(Records from a collection)
.....

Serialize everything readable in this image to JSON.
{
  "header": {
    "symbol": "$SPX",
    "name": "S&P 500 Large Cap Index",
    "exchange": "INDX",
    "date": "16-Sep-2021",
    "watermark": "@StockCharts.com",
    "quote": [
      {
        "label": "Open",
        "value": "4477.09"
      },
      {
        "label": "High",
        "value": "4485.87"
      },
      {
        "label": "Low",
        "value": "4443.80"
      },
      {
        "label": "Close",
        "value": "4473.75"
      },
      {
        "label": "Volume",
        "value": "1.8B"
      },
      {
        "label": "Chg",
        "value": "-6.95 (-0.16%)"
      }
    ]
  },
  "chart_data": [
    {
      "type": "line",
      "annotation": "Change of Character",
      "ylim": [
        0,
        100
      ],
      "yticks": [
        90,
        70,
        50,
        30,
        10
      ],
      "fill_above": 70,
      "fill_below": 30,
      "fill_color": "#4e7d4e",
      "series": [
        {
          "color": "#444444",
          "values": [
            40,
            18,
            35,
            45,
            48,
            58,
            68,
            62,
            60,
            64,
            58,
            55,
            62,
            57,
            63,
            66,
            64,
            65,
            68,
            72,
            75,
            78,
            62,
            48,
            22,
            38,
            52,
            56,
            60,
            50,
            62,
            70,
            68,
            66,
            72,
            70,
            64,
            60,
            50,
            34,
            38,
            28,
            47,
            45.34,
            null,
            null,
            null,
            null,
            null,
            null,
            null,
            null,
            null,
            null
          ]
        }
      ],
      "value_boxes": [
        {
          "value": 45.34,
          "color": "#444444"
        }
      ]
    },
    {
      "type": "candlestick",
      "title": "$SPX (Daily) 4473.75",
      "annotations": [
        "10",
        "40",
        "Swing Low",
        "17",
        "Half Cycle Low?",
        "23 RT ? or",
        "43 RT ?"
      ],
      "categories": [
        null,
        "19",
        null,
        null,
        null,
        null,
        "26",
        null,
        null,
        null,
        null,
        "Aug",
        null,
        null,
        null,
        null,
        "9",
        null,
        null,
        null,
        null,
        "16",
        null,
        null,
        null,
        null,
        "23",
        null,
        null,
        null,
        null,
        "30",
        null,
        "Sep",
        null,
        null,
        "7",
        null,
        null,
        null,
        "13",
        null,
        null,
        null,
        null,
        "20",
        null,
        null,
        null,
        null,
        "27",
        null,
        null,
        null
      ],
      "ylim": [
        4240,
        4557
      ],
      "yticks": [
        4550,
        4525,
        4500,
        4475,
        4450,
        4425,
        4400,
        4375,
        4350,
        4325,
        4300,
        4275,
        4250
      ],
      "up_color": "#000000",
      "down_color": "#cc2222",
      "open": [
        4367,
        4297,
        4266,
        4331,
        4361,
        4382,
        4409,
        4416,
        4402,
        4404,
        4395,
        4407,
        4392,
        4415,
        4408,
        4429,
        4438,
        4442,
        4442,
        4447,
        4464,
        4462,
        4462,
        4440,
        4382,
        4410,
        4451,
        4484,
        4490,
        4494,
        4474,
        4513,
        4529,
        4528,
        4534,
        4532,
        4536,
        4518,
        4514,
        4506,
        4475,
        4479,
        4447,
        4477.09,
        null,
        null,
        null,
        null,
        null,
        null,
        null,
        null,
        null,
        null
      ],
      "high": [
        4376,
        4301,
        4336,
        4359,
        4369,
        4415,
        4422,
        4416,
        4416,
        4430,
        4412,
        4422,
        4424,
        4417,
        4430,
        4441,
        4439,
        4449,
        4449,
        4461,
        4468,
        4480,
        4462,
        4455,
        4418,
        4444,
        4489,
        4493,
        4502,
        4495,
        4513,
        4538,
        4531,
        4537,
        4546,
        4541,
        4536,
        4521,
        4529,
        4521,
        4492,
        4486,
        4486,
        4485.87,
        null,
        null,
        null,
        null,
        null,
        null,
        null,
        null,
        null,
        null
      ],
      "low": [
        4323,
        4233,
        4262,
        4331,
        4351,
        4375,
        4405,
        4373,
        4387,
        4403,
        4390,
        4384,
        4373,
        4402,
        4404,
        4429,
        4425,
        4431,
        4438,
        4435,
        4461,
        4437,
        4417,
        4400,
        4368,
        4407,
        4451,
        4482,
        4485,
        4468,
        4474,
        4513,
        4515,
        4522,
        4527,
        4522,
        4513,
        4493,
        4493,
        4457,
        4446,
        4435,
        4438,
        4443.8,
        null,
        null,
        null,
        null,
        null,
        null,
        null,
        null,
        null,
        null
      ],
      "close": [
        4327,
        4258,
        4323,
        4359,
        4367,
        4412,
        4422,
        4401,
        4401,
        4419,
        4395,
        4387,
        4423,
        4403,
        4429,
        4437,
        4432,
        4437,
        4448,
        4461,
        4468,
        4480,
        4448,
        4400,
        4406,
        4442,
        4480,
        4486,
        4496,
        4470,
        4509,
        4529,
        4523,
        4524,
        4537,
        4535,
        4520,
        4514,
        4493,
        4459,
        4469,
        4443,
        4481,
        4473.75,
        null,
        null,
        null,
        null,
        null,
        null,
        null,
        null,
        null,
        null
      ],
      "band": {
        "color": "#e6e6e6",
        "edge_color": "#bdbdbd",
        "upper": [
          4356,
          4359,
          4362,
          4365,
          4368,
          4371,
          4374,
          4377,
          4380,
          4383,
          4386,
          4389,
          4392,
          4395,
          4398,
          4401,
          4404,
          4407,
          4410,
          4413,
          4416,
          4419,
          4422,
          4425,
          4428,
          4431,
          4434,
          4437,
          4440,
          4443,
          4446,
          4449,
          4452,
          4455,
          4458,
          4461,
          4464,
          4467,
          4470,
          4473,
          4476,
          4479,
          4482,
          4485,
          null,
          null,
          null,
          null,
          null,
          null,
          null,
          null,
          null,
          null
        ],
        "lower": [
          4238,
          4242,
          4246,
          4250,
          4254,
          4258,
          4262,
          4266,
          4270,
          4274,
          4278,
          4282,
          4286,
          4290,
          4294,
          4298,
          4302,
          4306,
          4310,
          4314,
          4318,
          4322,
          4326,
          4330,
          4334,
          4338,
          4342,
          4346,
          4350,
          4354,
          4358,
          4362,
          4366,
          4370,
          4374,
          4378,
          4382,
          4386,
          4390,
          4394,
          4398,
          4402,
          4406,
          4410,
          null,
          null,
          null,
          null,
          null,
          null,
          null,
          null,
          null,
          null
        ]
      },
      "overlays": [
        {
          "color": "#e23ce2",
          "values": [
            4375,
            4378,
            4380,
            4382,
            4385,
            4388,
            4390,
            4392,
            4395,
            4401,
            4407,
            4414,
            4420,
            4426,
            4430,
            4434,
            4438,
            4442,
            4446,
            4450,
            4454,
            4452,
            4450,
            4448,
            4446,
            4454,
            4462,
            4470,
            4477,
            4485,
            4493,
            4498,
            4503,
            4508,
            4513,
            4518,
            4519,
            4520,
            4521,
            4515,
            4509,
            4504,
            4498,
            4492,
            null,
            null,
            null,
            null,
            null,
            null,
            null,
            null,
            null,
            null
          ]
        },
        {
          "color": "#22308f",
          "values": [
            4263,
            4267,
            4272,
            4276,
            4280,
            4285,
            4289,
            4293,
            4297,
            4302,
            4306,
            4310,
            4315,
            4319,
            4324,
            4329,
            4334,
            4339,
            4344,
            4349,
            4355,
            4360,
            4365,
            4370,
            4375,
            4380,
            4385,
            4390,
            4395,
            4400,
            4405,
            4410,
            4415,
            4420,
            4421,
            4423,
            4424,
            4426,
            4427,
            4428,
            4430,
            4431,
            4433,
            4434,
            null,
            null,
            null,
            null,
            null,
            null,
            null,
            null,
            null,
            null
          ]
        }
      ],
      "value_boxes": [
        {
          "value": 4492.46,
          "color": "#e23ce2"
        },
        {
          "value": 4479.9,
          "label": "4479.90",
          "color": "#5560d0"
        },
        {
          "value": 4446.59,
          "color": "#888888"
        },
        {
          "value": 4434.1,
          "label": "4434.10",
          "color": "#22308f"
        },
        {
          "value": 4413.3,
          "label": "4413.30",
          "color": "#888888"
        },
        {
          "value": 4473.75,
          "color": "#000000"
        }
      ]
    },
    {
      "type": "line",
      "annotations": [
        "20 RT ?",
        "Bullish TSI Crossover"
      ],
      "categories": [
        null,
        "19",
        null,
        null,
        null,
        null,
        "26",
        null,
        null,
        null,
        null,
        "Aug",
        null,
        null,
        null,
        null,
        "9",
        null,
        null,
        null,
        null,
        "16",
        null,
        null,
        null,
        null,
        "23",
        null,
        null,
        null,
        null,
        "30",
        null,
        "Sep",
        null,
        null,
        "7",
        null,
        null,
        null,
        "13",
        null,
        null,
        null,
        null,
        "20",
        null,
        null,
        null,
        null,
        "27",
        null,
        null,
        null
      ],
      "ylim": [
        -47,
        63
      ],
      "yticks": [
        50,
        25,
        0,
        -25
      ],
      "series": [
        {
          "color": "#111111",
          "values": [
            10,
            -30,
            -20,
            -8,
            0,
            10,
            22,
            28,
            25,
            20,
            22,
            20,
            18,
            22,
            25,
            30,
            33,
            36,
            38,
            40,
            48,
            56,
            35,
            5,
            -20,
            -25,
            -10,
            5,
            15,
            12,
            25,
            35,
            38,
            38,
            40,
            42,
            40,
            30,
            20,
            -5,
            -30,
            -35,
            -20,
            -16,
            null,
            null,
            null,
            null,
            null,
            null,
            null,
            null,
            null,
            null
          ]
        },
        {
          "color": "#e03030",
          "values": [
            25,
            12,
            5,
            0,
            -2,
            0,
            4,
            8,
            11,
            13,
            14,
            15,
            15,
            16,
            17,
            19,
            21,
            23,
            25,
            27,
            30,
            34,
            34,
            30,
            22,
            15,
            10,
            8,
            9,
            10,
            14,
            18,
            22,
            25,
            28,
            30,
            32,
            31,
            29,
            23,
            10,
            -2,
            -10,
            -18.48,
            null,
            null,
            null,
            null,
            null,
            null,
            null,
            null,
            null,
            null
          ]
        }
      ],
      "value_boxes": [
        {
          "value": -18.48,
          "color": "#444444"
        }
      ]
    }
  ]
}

.....

* _Set task_: Pull out all lines containing the word "label" from the entries above.

* _Task response_:
        "label": "Open",
        "label": "High",
        "label": "Low",
        "label": "Close",
        "label": "Volume",
        "label": "Chg",
          "label": "4479.90",
          "label": "4434.10",
          "label": "4413.30",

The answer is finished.